**TASK MATERIAL:**
- - -

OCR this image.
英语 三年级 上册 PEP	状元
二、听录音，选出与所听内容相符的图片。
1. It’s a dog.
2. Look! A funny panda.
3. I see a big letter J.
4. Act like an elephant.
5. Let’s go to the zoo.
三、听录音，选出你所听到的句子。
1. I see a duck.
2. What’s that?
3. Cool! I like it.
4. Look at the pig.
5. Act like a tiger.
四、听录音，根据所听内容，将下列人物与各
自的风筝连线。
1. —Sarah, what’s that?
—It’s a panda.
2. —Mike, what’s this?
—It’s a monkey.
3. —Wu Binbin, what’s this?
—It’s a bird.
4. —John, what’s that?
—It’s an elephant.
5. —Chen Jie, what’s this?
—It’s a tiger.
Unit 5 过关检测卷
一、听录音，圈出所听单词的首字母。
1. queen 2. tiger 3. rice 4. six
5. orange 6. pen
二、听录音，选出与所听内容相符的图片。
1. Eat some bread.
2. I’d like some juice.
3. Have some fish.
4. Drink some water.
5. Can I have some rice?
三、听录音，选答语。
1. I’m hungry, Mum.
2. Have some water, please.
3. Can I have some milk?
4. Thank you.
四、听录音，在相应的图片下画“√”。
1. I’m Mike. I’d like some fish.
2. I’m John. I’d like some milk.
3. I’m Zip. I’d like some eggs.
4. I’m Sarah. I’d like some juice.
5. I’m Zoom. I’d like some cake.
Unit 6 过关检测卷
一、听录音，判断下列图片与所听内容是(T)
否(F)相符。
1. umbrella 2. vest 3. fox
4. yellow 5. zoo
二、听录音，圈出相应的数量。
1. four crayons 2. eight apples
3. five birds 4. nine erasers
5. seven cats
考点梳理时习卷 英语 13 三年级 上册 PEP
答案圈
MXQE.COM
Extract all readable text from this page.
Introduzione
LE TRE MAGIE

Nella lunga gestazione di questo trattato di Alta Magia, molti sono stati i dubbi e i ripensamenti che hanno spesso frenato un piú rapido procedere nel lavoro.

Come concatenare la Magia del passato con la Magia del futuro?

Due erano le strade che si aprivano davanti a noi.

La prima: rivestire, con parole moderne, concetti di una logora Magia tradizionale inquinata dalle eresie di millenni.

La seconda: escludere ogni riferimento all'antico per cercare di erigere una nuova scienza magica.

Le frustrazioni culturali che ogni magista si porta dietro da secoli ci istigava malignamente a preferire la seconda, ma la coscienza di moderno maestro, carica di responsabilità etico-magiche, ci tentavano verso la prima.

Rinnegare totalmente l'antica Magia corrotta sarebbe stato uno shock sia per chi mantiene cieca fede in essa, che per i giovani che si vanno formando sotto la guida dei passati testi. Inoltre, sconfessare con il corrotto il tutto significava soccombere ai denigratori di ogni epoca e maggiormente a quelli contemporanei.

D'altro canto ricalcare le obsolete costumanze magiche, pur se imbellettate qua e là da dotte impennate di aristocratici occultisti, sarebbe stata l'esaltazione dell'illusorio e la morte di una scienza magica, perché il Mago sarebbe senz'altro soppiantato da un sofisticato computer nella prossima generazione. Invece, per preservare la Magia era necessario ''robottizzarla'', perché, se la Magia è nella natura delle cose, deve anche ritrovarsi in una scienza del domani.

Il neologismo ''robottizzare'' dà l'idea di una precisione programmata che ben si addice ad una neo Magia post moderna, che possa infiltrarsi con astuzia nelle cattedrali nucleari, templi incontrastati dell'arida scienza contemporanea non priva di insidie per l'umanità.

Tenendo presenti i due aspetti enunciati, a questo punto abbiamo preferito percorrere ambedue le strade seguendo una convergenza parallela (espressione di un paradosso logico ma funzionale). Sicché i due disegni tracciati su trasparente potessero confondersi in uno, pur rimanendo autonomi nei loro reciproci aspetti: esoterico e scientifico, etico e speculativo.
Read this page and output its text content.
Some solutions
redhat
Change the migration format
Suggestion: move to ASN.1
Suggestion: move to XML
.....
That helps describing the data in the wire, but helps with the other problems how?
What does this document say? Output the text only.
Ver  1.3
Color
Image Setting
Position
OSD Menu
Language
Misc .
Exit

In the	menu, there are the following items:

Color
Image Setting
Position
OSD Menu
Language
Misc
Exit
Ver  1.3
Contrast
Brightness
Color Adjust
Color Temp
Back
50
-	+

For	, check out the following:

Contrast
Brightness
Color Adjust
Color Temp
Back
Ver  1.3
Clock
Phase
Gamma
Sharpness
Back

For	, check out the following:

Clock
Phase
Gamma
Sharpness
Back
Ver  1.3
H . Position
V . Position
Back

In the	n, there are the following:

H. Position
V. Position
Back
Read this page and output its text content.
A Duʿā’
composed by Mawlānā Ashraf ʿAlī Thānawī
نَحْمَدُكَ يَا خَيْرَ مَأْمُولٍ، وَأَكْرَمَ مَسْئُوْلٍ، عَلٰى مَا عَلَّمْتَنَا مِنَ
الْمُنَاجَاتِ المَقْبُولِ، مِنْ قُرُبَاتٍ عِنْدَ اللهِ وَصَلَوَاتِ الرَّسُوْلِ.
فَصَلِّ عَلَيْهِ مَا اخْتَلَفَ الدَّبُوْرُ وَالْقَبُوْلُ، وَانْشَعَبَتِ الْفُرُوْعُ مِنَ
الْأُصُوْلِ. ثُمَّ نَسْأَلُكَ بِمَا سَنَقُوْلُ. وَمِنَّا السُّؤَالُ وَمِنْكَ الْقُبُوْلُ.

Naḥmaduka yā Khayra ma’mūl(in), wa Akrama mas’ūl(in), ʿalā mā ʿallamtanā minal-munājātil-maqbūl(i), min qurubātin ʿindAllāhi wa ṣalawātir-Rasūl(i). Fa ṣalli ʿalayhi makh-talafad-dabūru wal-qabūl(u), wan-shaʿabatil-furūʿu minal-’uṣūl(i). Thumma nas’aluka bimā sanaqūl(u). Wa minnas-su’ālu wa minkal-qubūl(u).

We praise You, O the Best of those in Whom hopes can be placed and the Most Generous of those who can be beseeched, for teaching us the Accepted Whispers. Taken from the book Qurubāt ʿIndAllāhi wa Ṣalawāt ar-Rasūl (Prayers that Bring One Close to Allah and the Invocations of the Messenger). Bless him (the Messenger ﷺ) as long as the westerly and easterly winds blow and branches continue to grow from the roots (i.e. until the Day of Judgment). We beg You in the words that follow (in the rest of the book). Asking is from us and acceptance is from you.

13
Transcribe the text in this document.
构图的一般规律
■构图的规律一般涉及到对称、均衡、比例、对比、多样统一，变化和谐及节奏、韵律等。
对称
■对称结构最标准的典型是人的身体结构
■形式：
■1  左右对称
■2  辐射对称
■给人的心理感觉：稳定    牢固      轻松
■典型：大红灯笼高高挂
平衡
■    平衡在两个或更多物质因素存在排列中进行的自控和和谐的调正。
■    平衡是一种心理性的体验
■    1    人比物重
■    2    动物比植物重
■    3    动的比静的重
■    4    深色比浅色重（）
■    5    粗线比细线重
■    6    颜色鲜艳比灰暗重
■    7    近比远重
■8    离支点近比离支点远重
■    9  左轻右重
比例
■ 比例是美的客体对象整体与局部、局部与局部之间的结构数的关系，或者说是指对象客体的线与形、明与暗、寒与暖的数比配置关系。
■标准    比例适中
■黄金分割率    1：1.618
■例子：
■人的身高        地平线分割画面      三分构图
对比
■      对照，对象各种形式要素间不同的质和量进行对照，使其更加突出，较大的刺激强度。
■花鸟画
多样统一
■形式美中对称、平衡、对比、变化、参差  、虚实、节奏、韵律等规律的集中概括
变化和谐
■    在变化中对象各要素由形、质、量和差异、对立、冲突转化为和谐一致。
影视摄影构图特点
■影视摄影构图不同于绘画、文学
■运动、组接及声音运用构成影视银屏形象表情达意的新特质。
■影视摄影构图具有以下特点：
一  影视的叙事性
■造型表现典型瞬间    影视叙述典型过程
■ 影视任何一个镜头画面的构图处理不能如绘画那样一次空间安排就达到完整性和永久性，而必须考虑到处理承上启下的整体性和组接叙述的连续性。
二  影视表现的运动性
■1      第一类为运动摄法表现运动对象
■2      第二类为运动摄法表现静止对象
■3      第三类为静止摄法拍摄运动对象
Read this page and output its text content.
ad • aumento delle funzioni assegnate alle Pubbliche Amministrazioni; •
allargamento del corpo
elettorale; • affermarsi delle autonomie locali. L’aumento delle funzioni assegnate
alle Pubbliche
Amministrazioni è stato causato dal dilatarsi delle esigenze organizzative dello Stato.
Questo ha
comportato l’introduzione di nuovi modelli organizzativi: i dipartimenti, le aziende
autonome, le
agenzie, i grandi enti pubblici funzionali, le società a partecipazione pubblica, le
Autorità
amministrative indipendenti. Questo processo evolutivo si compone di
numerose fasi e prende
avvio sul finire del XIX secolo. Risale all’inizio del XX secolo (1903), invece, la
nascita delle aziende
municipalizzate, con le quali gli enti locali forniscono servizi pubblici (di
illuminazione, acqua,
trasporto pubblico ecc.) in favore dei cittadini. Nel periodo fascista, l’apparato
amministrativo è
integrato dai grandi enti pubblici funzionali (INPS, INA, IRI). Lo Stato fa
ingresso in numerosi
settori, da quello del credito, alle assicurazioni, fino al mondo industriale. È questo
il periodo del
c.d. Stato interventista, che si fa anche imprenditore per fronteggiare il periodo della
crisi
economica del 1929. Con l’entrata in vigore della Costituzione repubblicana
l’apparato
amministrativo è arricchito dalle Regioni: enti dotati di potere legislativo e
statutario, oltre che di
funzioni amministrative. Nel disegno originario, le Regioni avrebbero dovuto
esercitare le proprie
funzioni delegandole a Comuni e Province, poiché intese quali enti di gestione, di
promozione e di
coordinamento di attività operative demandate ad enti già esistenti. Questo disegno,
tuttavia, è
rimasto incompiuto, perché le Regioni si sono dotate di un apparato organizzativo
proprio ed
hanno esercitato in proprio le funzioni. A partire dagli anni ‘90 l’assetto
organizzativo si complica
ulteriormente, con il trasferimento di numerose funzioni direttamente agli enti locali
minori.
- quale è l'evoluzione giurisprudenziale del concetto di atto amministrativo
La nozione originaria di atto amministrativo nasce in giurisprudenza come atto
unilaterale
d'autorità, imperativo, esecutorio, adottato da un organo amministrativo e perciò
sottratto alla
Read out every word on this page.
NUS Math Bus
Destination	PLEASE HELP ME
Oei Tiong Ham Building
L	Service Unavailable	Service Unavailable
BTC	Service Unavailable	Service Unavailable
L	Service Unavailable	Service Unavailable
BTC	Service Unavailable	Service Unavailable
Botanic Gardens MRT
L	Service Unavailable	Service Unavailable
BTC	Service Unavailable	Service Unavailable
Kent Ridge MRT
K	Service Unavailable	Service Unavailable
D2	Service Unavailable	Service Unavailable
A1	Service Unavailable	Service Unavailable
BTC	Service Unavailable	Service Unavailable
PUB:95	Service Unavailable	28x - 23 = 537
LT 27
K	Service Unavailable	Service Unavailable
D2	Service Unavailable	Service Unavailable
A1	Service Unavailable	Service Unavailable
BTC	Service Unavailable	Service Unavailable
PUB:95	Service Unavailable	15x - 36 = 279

- - -

**WRITTEN INSTRUCTION:** Scan the records above for the string "this", then report every line that contains it.

**CORRECT RESPONSE:**
OCR this image.
2. —Mike, what’s this?
3. —Wu Binbin, what’s this?
5. —Chen Jie, what’s this?
Extract all readable text from this page.
Read this page and output its text content.
What does this document say? Output the text only.
Read this page and output its text content.
Transcribe the text in this document.
Read this page and output its text content.
Read out every word on this page.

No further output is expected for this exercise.